(Stored records)
────────

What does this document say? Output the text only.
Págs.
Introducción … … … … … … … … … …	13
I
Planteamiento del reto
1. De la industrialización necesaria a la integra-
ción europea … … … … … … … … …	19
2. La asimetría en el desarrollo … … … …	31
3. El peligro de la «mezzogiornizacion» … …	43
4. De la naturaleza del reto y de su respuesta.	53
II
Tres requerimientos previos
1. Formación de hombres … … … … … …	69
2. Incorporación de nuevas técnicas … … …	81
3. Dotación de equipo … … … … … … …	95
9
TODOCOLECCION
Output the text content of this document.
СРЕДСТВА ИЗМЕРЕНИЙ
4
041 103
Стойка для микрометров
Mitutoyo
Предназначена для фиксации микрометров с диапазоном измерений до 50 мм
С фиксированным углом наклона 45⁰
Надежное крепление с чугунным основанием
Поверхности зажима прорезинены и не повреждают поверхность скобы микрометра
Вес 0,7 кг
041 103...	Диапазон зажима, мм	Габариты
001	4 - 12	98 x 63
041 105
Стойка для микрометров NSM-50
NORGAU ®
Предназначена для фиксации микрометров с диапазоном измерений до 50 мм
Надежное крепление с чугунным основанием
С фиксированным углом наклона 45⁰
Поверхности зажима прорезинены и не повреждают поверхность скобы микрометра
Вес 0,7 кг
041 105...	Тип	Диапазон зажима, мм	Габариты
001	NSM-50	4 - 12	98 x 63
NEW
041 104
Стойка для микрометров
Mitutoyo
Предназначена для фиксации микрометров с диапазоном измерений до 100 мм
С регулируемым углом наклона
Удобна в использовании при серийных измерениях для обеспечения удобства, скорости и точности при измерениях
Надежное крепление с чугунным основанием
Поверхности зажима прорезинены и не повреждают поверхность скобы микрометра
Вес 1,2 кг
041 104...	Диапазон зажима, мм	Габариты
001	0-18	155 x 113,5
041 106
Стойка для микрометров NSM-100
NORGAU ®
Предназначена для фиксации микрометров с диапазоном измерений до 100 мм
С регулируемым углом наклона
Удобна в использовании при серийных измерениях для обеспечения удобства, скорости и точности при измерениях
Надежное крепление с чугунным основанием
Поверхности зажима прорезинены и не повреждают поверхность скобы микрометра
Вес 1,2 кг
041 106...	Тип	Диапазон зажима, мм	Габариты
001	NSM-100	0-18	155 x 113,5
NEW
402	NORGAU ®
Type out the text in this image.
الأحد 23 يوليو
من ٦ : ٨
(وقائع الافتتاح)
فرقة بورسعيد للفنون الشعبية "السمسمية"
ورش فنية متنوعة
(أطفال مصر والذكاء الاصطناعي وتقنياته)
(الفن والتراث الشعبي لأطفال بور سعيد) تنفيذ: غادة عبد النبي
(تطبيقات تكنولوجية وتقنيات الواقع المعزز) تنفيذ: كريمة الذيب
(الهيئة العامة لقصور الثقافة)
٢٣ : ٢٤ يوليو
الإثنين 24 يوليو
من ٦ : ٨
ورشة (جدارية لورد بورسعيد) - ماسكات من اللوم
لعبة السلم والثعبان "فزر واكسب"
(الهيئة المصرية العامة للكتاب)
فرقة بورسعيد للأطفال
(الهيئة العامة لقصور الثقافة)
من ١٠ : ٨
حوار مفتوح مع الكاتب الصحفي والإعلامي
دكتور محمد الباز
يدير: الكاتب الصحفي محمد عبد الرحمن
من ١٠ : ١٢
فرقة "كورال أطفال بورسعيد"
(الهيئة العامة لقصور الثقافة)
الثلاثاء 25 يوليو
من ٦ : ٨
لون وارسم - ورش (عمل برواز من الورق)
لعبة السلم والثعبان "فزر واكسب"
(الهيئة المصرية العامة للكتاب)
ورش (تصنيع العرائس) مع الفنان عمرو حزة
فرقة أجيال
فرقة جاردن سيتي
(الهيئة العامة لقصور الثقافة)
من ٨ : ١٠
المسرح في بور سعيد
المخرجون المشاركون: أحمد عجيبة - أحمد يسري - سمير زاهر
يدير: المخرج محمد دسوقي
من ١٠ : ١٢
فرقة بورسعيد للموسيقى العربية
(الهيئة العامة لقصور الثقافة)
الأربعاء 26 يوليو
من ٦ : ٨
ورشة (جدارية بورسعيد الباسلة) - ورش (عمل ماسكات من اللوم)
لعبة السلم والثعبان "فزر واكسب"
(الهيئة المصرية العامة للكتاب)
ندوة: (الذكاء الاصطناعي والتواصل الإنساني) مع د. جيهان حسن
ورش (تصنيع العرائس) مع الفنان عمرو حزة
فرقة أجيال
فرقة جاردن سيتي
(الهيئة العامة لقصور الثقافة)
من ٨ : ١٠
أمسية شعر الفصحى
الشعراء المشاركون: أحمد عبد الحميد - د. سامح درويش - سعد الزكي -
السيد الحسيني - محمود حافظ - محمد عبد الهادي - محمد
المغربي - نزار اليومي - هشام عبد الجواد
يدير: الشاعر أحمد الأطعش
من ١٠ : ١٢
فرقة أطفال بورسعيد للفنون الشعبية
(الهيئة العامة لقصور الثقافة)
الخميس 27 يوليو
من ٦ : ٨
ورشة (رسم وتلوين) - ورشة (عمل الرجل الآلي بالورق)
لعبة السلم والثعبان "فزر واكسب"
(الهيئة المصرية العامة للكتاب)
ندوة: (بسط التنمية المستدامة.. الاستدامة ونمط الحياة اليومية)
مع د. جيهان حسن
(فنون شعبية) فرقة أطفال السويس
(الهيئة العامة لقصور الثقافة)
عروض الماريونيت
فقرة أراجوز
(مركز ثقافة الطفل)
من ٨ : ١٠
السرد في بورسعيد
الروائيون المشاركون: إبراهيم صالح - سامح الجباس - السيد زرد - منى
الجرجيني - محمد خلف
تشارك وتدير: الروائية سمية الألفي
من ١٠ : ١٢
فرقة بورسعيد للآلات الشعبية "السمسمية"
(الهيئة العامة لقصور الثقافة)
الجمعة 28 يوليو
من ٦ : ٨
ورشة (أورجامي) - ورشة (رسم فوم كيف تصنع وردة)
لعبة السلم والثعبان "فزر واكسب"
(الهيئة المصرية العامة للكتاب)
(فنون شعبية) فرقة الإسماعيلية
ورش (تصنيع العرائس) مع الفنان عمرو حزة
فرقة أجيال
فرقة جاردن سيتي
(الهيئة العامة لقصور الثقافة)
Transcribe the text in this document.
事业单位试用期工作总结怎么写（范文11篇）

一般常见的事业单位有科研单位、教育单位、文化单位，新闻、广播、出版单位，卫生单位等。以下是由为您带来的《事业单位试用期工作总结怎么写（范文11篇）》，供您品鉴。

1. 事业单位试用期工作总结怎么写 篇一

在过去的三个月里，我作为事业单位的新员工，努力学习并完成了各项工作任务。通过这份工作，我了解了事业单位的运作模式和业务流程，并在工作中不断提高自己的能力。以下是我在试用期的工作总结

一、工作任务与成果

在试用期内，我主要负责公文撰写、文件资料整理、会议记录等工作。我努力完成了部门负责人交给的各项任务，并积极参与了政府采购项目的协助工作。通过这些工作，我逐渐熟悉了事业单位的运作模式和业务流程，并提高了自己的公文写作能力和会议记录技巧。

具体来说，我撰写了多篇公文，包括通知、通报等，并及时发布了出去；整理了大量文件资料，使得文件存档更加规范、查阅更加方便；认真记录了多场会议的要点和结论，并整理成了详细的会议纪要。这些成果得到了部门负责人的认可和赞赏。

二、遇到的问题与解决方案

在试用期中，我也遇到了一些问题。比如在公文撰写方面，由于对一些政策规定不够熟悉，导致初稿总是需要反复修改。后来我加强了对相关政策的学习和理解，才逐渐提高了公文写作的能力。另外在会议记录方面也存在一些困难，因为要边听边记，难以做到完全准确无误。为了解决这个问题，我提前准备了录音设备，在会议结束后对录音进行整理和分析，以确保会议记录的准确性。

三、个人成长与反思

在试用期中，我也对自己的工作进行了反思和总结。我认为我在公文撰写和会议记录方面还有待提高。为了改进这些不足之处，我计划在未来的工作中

────────

WHAT TO PRODUCE » Repeat exactly the lines above, starting with the line that contains "Transcribe the text in this document." and ending with the last line, both included, and nothing else.

COMPLETE OUTPUT »
Transcribe the text in this document.
事业单位试用期工作总结怎么写（范文11篇）

一般常见的事业单位有科研单位、教育单位、文化单位，新闻、广播、出版单位，卫生单位等。以下是由为您带来的《事业单位试用期工作总结怎么写（范文11篇）》，供您品鉴。

1. 事业单位试用期工作总结怎么写 篇一

在过去的三个月里，我作为事业单位的新员工，努力学习并完成了各项工作任务。通过这份工作，我了解了事业单位的运作模式和业务流程，并在工作中不断提高自己的能力。以下是我在试用期的工作总结

一、工作任务与成果

在试用期内，我主要负责公文撰写、文件资料整理、会议记录等工作。我努力完成了部门负责人交给的各项任务，并积极参与了政府采购项目的协助工作。通过这些工作，我逐渐熟悉了事业单位的运作模式和业务流程，并提高了自己的公文写作能力和会议记录技巧。

具体来说，我撰写了多篇公文，包括通知、通报等，并及时发布了出去；整理了大量文件资料，使得文件存档更加规范、查阅更加方便；认真记录了多场会议的要点和结论，并整理成了详细的会议纪要。这些成果得到了部门负责人的认可和赞赏。

二、遇到的问题与解决方案

在试用期中，我也遇到了一些问题。比如在公文撰写方面，由于对一些政策规定不够熟悉，导致初稿总是需要反复修改。后来我加强了对相关政策的学习和理解，才逐渐提高了公文写作的能力。另外在会议记录方面也存在一些困难，因为要边听边记，难以做到完全准确无误。为了解决这个问题，我提前准备了录音设备，在会议结束后对录音进行整理和分析，以确保会议记录的准确性。

三、个人成长与反思

在试用期中，我也对自己的工作进行了反思和总结。我认为我在公文撰写和会议记录方面还有待提高。为了改进这些不足之处，我计划在未来的工作中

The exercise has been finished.